▸ Directions for this task: In the entries that follow, find the word "реализации" and report each line it is on.

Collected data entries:
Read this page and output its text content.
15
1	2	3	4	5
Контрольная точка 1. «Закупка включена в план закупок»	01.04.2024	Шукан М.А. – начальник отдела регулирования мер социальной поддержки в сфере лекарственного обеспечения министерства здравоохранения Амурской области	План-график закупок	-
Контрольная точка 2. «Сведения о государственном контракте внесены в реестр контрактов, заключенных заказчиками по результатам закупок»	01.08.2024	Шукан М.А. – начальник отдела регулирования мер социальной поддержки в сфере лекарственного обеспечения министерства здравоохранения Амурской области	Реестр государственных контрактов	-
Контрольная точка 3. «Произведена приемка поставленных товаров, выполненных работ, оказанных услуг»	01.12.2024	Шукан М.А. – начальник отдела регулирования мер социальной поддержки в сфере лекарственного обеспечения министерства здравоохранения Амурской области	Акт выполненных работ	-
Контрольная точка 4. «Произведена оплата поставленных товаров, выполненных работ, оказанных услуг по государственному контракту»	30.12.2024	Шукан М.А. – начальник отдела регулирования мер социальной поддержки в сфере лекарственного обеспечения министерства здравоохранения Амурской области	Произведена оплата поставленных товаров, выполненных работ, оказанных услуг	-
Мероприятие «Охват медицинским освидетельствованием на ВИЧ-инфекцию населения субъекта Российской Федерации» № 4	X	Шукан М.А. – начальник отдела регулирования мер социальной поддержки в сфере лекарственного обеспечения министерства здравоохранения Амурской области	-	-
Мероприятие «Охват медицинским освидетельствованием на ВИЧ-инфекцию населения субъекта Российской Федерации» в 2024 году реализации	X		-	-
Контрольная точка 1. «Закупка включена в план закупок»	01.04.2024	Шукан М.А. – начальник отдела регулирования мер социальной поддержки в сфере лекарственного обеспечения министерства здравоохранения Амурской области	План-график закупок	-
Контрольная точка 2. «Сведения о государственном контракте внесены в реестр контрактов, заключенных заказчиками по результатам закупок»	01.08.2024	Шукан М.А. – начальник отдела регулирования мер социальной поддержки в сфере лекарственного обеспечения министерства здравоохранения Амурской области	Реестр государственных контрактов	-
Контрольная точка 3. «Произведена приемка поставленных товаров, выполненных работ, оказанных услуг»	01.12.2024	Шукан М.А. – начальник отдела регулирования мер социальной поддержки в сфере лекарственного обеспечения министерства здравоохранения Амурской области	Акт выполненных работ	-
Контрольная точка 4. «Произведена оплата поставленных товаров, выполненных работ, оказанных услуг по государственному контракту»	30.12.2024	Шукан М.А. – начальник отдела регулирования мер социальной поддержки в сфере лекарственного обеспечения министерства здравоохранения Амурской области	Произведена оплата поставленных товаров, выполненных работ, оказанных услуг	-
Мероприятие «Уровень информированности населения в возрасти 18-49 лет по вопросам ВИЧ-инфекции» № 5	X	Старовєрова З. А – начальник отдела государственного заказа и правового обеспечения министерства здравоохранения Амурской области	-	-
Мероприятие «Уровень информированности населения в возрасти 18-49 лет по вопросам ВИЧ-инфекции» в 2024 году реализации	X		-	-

▸ Written response:
Мероприятие «Охват медицинским освидетельствованием на ВИЧ-инфекцию населения субъекта Российской Федерации» в 2024 году реализации	X		-	-
Мероприятие «Уровень информированности населения в возрасти 18-49 лет по вопросам ВИЧ-инфекции» в 2024 году реализации	X		-	-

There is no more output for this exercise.